MATERIAL PROVIDED
-*-*-
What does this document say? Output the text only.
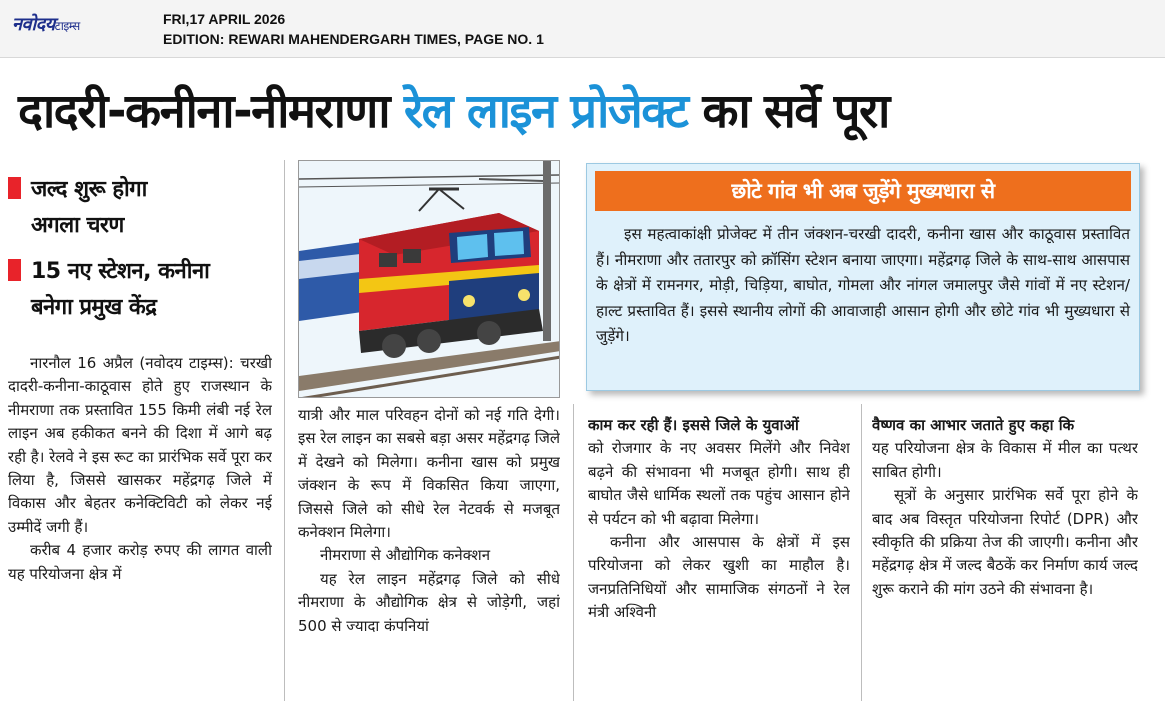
नवोदयटाइम्स	FRI,17 APRIL 2026
EDITION: REWARI MAHENDERGARH TIMES, PAGE NO. 1
दादरी-कनीना-नीमराणा रेल लाइन प्रोजेक्ट का सर्वे पूरा
जल्द शुरू होगा
अगला चरण
15 नए स्टेशन, कनीना
बनेगा प्रमुख केंद्र

नारनौल 16 अप्रैल (नवोदय टाइम्स): चरखी दादरी-कनीना-काठूवास होते हुए राजस्थान के नीमराणा तक प्रस्तावित 155 किमी लंबी नई रेल लाइन अब हकीकत बनने की दिशा में आगे बढ़ रही है। रेलवे ने इस रूट का प्रारंभिक सर्वे पूरा कर लिया है, जिससे खासकर महेंद्रगढ़ जिले में विकास और बेहतर कनेक्टिविटी को लेकर नई उम्मीदें जगी हैं।

करीब 4 हजार करोड़ रुपए की लागत वाली यह परियोजना क्षेत्र में

यात्री और माल परिवहन दोनों को नई गति देगी। इस रेल लाइन का सबसे बड़ा असर महेंद्रगढ़ जिले में देखने को मिलेगा। कनीना खास को प्रमुख जंक्शन के रूप में विकसित किया जाएगा, जिससे जिले को सीधे रेल नेटवर्क से मजबूत कनेक्शन मिलेगा।

नीमराणा से औद्योगिक कनेक्शन

यह रेल लाइन महेंद्रगढ़ जिले को सीधे नीमराणा के औद्योगिक क्षेत्र से जोड़ेगी, जहां 500 से ज्यादा कंपनियां

छोटे गांव भी अब जुड़ेंगे मुख्यधारा से

इस महत्वाकांक्षी प्रोजेक्ट में तीन जंक्शन-चरखी दादरी, कनीना खास और काठूवास प्रस्तावित हैं। नीमराणा और ततारपुर को क्रॉसिंग स्टेशन बनाया जाएगा। महेंद्रगढ़ जिले के साथ-साथ आसपास के क्षेत्रों में रामनगर, मोड़ी, चिड़िया, बाघोत, गोमला और नांगल जमालपुर जैसे गांवों में नए स्टेशन/हाल्ट प्रस्तावित हैं। इससे स्थानीय लोगों की आवाजाही आसान होगी और छोटे गांव भी मुख्यधारा से जुड़ेंगे।

काम कर रही हैं। इससे जिले के युवाओं

को रोजगार के नए अवसर मिलेंगे और निवेश बढ़ने की संभावना भी मजबूत होगी। साथ ही बाघोत जैसे धार्मिक स्थलों तक पहुंच आसान होने से पर्यटन को भी बढ़ावा मिलेगा।

कनीना और आसपास के क्षेत्रों में इस परियोजना को लेकर खुशी का माहौल है। जनप्रतिनिधियों और सामाजिक संगठनों ने रेल मंत्री अश्विनी

वैष्णव का आभार जताते हुए कहा कि

यह परियोजना क्षेत्र के विकास में मील का पत्थर साबित होगी।

सूत्रों के अनुसार प्रारंभिक सर्वे पूरा होने के बाद अब विस्तृत परियोजना रिपोर्ट (DPR) और स्वीकृति की प्रक्रिया तेज की जाएगी। कनीना और महेंद्रगढ़ क्षेत्र में जल्द बैठकें कर निर्माण कार्य जल्द शुरू कराने की मांग उठने की संभावना है।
-*-*-
Without the pictures, restate each entry exactly.

THE ANSWER
What does this document say? Output the text only.
नवोदयटाइम्स	FRI,17 APRIL 2026
EDITION: REWARI MAHENDERGARH TIMES, PAGE NO. 1
दादरी-कनीना-नीमराणा रेल लाइन प्रोजेक्ट का सर्वे पूरा
जल्द शुरू होगा
अगला चरण
15 नए स्टेशन, कनीना
बनेगा प्रमुख केंद्र

नारनौल 16 अप्रैल (नवोदय टाइम्स): चरखी दादरी-कनीना-काठूवास होते हुए राजस्थान के नीमराणा तक प्रस्तावित 155 किमी लंबी नई रेल लाइन अब हकीकत बनने की दिशा में आगे बढ़ रही है। रेलवे ने इस रूट का प्रारंभिक सर्वे पूरा कर लिया है, जिससे खासकर महेंद्रगढ़ जिले में विकास और बेहतर कनेक्टिविटी को लेकर नई उम्मीदें जगी हैं।

करीब 4 हजार करोड़ रुपए की लागत वाली यह परियोजना क्षेत्र में

यात्री और माल परिवहन दोनों को नई गति देगी। इस रेल लाइन का सबसे बड़ा असर महेंद्रगढ़ जिले में देखने को मिलेगा। कनीना खास को प्रमुख जंक्शन के रूप में विकसित किया जाएगा, जिससे जिले को सीधे रेल नेटवर्क से मजबूत कनेक्शन मिलेगा।

नीमराणा से औद्योगिक कनेक्शन

यह रेल लाइन महेंद्रगढ़ जिले को सीधे नीमराणा के औद्योगिक क्षेत्र से जोड़ेगी, जहां 500 से ज्यादा कंपनियां

छोटे गांव भी अब जुड़ेंगे मुख्यधारा से

इस महत्वाकांक्षी प्रोजेक्ट में तीन जंक्शन-चरखी दादरी, कनीना खास और काठूवास प्रस्तावित हैं। नीमराणा और ततारपुर को क्रॉसिंग स्टेशन बनाया जाएगा। महेंद्रगढ़ जिले के साथ-साथ आसपास के क्षेत्रों में रामनगर, मोड़ी, चिड़िया, बाघोत, गोमला और नांगल जमालपुर जैसे गांवों में नए स्टेशन/हाल्ट प्रस्तावित हैं। इससे स्थानीय लोगों की आवाजाही आसान होगी और छोटे गांव भी मुख्यधारा से जुड़ेंगे।

काम कर रही हैं। इससे जिले के युवाओं

को रोजगार के नए अवसर मिलेंगे और निवेश बढ़ने की संभावना भी मजबूत होगी। साथ ही बाघोत जैसे धार्मिक स्थलों तक पहुंच आसान होने से पर्यटन को भी बढ़ावा मिलेगा।

कनीना और आसपास के क्षेत्रों में इस परियोजना को लेकर खुशी का माहौल है। जनप्रतिनिधियों और सामाजिक संगठनों ने रेल मंत्री अश्विनी

वैष्णव का आभार जताते हुए कहा कि

यह परियोजना क्षेत्र के विकास में मील का पत्थर साबित होगी।

सूत्रों के अनुसार प्रारंभिक सर्वे पूरा होने के बाद अब विस्तृत परियोजना रिपोर्ट (DPR) और स्वीकृति की प्रक्रिया तेज की जाएगी। कनीना और महेंद्रगढ़ क्षेत्र में जल्द बैठकें कर निर्माण कार्य जल्द शुरू कराने की मांग उठने की संभावना है।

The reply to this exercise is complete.